Given request: Each entry must be given again exactly; images do not belong in the copy.

━━ Task material ━━

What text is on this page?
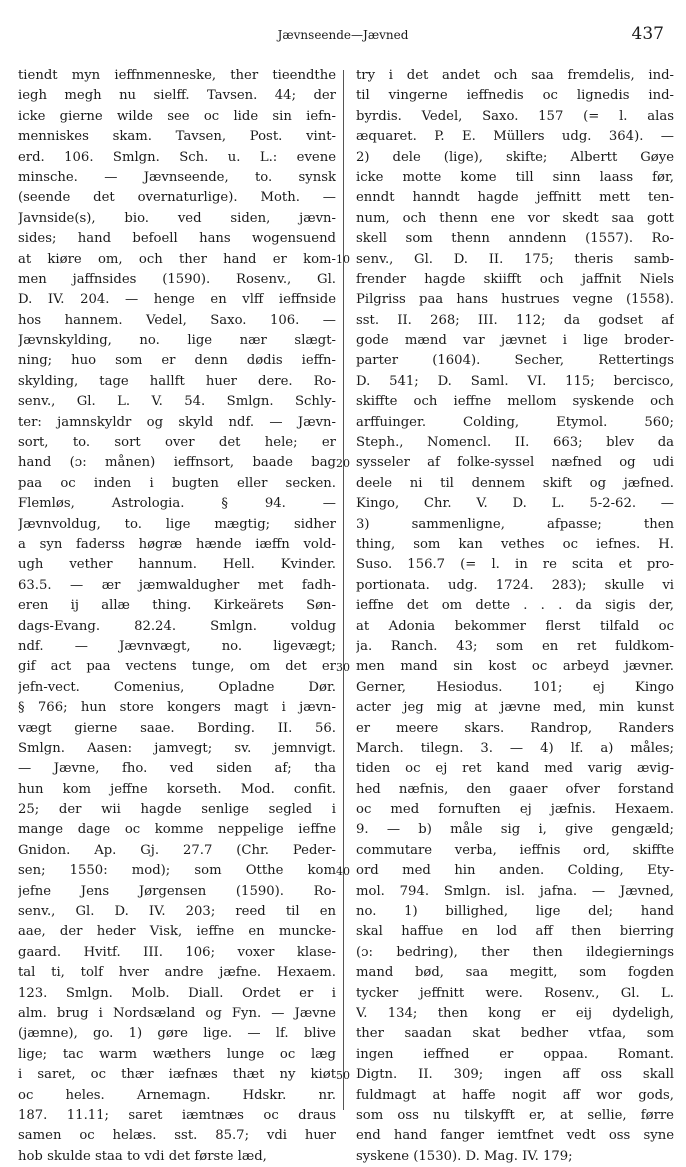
Jævnseende—Jævned	437
tiendt myn ieffnmenneske, ther tieendthe
iegh megh nu sielff. Tavsen. 44; der
icke gierne wilde see oc lide sin iefn-
menniskes skam. Tavsen, Post. vint-
erd. 106. Smlgn. Sch. u. L.: evene
minsche. — Jævnseende, to. synsk
(seende det overnaturlige). Moth. —
Javnside(s), bio. ved siden, jævn-
sides; hand befoell hans wogensuend
at kiøre om, och ther hand er kom-
men jaffnsides (1590). Rosenv., Gl.
D. IV. 204. — henge en vlff ieffnside
hos hannem. Vedel, Saxo. 106. —
Jævnskylding, no. lige nær slægt-
ning; huo som er denn dødis ieffn-
skylding, tage hallft huer dere. Ro-
senv., Gl. L. V. 54. Smlgn. Schly-
ter: jamnskyldr og skyld ndf. — Jævn-
sort, to. sort over det hele; er
hand (ɔ: månen) ieffnsort, baade bag
paa oc inden i bugten eller secken.
Flemløs, Astrologia. § 94. —
Jævnvoldug, to. lige mægtig; sidher
a syn faderss høgræ hænde iæffn vold-
ugh vether hannum. Hell. Kvinder.
63.5. — ær jæmwaldugher met fadh-
eren ij allæ thing. Kirkeärets Søn-
dags-Evang. 82.24. Smlgn. voldug
ndf. — Jævnvægt, no. ligevægt;
gif act paa vectens tunge, om det er
jefn-vect. Comenius, Opladne Dør.
§ 766; hun store kongers magt i jævn-
vægt gierne saae. Bording. II. 56.
Smlgn. Aasen: jamvegt; sv. jemnvigt.
— Jævne, fho. ved siden af; tha
hun kom jeffne korseth. Mod. confit.
25; der wii hagde senlige segled i
mange dage oc komme neppelige ieffne
Gnidon. Ap. Gj. 27.7 (Chr. Peder-
sen; 1550: mod); som Otthe kom
jefne Jens Jørgensen (1590). Ro-
senv., Gl. D. IV. 203; reed til en
aae, der heder Visk, ieffne en muncke-
gaard. Hvitf. III. 106; voxer klase-
tal ti, tolf hver andre jæfne. Hexaem.
123. Smlgn. Molb. Diall. Ordet er i
alm. brug i Nordsæland og Fyn. — Jævne
(jæmne), go. 1) gøre lige. — lf. blive
lige; tac warm wæthers lunge oc læg
i saret, oc thær iæfnæs thæt ny kiøt
oc heles. Arnemagn. Hdskr. nr.
187. 11.11; saret iæmtnæs oc draus
samen oc helæs. sst. 85.7; vdi huer
hob skulde staa to vdi det første læd,
10
20
30
40
50
try i det andet och saa fremdelis, ind-
til vingerne ieffnedis oc lignedis ind-
byrdis. Vedel, Saxo. 157 (= l. alas
æquaret. P. E. Müllers udg. 364). —
2) dele (lige), skifte; Albertt Gøye
icke motte kome till sinn laass før,
enndt hanndt hagde jeffnitt mett ten-
num, och thenn ene vor skedt saa gott
skell som thenn anndenn (1557). Ro-
senv., Gl. D. II. 175; theris samb-
frender hagde skiifft och jaffnit Niels
Pilgriss paa hans hustrues vegne (1558).
sst. II. 268; III. 112; da godset af
gode mænd var jævnet i lige broder-
parter (1604). Secher, Rettertings
D. 541; D. Saml. VI. 115; bercisco,
skiffte och ieffne mellom syskende och
arffuinger. Colding, Etymol. 560;
Steph., Nomencl. II. 663; blev da
sysseler af folke-syssel næfned og udi
deele ni til dennem skift og jæfned.
Kingo, Chr. V. D. L. 5-2-62. —
3) sammenligne, afpasse; then
thing, som kan vethes oc iefnes. H.
Suso. 156.7 (= l. in re scita et pro-
portionata. udg. 1724. 283); skulle vi
ieffne det om dette . . . da sigis der,
at Adonia bekommer flerst tilfald oc
ja. Ranch. 43; som en ret fuldkom-
men mand sin kost oc arbeyd jævner.
Gerner, Hesiodus. 101; ej Kingo
acter jeg mig at jævne med, min kunst
er meere skars. Randrop, Randers
March. tilegn. 3. — 4) lf. a) måles;
tiden oc ej ret kand med varig ævig-
hed næfnis, den gaaer ofver forstand
oc med fornuften ej jæfnis. Hexaem.
9. — b) måle sig i, give gengæld;
commutare verba, ieffnis ord, skiffte
ord med hin anden. Colding, Ety-
mol. 794. Smlgn. isl. jafna. — Jævned,
no. 1) billighed, lige del; hand
skal haffue en lod aff then bierring
(ɔ: bedring), ther then ildegiernings
mand bød, saa megitt, som fogden
tycker jeffnitt were. Rosenv., Gl. L.
V. 134; then kong er eij dydeligh,
ther saadan skat bedher vtfaa, som
ingen ieffned er oppaa. Romant.
Digtn. II. 309; ingen aff oss skall
fuldmagt at haffe nogit aff wor gods,
som oss nu tilskyfft er, at sellie, førre
end hand fanger iemtfnet vedt oss syne
syskene (1530). D. Mag. IV. 179;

━━━

Output of the task:
What text is on this page?
Jævnseende—Jævned	437
tiendt myn ieffnmenneske, ther tieendthe
iegh megh nu sielff. Tavsen. 44; der
icke gierne wilde see oc lide sin iefn-
menniskes skam. Tavsen, Post. vint-
erd. 106. Smlgn. Sch. u. L.: evene
minsche. — Jævnseende, to. synsk
(seende det overnaturlige). Moth. —
Javnside(s), bio. ved siden, jævn-
sides; hand befoell hans wogensuend
at kiøre om, och ther hand er kom-
men jaffnsides (1590). Rosenv., Gl.
D. IV. 204. — henge en vlff ieffnside
hos hannem. Vedel, Saxo. 106. —
Jævnskylding, no. lige nær slægt-
ning; huo som er denn dødis ieffn-
skylding, tage hallft huer dere. Ro-
senv., Gl. L. V. 54. Smlgn. Schly-
ter: jamnskyldr og skyld ndf. — Jævn-
sort, to. sort over det hele; er
hand (ɔ: månen) ieffnsort, baade bag
paa oc inden i bugten eller secken.
Flemløs, Astrologia. § 94. —
Jævnvoldug, to. lige mægtig; sidher
a syn faderss høgræ hænde iæffn vold-
ugh vether hannum. Hell. Kvinder.
63.5. — ær jæmwaldugher met fadh-
eren ij allæ thing. Kirkeärets Søn-
dags-Evang. 82.24. Smlgn. voldug
ndf. — Jævnvægt, no. ligevægt;
gif act paa vectens tunge, om det er
jefn-vect. Comenius, Opladne Dør.
§ 766; hun store kongers magt i jævn-
vægt gierne saae. Bording. II. 56.
Smlgn. Aasen: jamvegt; sv. jemnvigt.
— Jævne, fho. ved siden af; tha
hun kom jeffne korseth. Mod. confit.
25; der wii hagde senlige segled i
mange dage oc komme neppelige ieffne
Gnidon. Ap. Gj. 27.7 (Chr. Peder-
sen; 1550: mod); som Otthe kom
jefne Jens Jørgensen (1590). Ro-
senv., Gl. D. IV. 203; reed til en
aae, der heder Visk, ieffne en muncke-
gaard. Hvitf. III. 106; voxer klase-
tal ti, tolf hver andre jæfne. Hexaem.
123. Smlgn. Molb. Diall. Ordet er i
alm. brug i Nordsæland og Fyn. — Jævne
(jæmne), go. 1) gøre lige. — lf. blive
lige; tac warm wæthers lunge oc læg
i saret, oc thær iæfnæs thæt ny kiøt
oc heles. Arnemagn. Hdskr. nr.
187. 11.11; saret iæmtnæs oc draus
samen oc helæs. sst. 85.7; vdi huer
hob skulde staa to vdi det første læd,
10
20
30
40
50
try i det andet och saa fremdelis, ind-
til vingerne ieffnedis oc lignedis ind-
byrdis. Vedel, Saxo. 157 (= l. alas
æquaret. P. E. Müllers udg. 364). —
2) dele (lige), skifte; Albertt Gøye
icke motte kome till sinn laass før,
enndt hanndt hagde jeffnitt mett ten-
num, och thenn ene vor skedt saa gott
skell som thenn anndenn (1557). Ro-
senv., Gl. D. II. 175; theris samb-
frender hagde skiifft och jaffnit Niels
Pilgriss paa hans hustrues vegne (1558).
sst. II. 268; III. 112; da godset af
gode mænd var jævnet i lige broder-
parter (1604). Secher, Rettertings
D. 541; D. Saml. VI. 115; bercisco,
skiffte och ieffne mellom syskende och
arffuinger. Colding, Etymol. 560;
Steph., Nomencl. II. 663; blev da
sysseler af folke-syssel næfned og udi
deele ni til dennem skift og jæfned.
Kingo, Chr. V. D. L. 5-2-62. —
3) sammenligne, afpasse; then
thing, som kan vethes oc iefnes. H.
Suso. 156.7 (= l. in re scita et pro-
portionata. udg. 1724. 283); skulle vi
ieffne det om dette . . . da sigis der,
at Adonia bekommer flerst tilfald oc
ja. Ranch. 43; som en ret fuldkom-
men mand sin kost oc arbeyd jævner.
Gerner, Hesiodus. 101; ej Kingo
acter jeg mig at jævne med, min kunst
er meere skars. Randrop, Randers
March. tilegn. 3. — 4) lf. a) måles;
tiden oc ej ret kand med varig ævig-
hed næfnis, den gaaer ofver forstand
oc med fornuften ej jæfnis. Hexaem.
9. — b) måle sig i, give gengæld;
commutare verba, ieffnis ord, skiffte
ord med hin anden. Colding, Ety-
mol. 794. Smlgn. isl. jafna. — Jævned,
no. 1) billighed, lige del; hand
skal haffue en lod aff then bierring
(ɔ: bedring), ther then ildegiernings
mand bød, saa megitt, som fogden
tycker jeffnitt were. Rosenv., Gl. L.
V. 134; then kong er eij dydeligh,
ther saadan skat bedher vtfaa, som
ingen ieffned er oppaa. Romant.
Digtn. II. 309; ingen aff oss skall
fuldmagt at haffe nogit aff wor gods,
som oss nu tilskyfft er, at sellie, førre
end hand fanger iemtfnet vedt oss syne
syskene (1530). D. Mag. IV. 179;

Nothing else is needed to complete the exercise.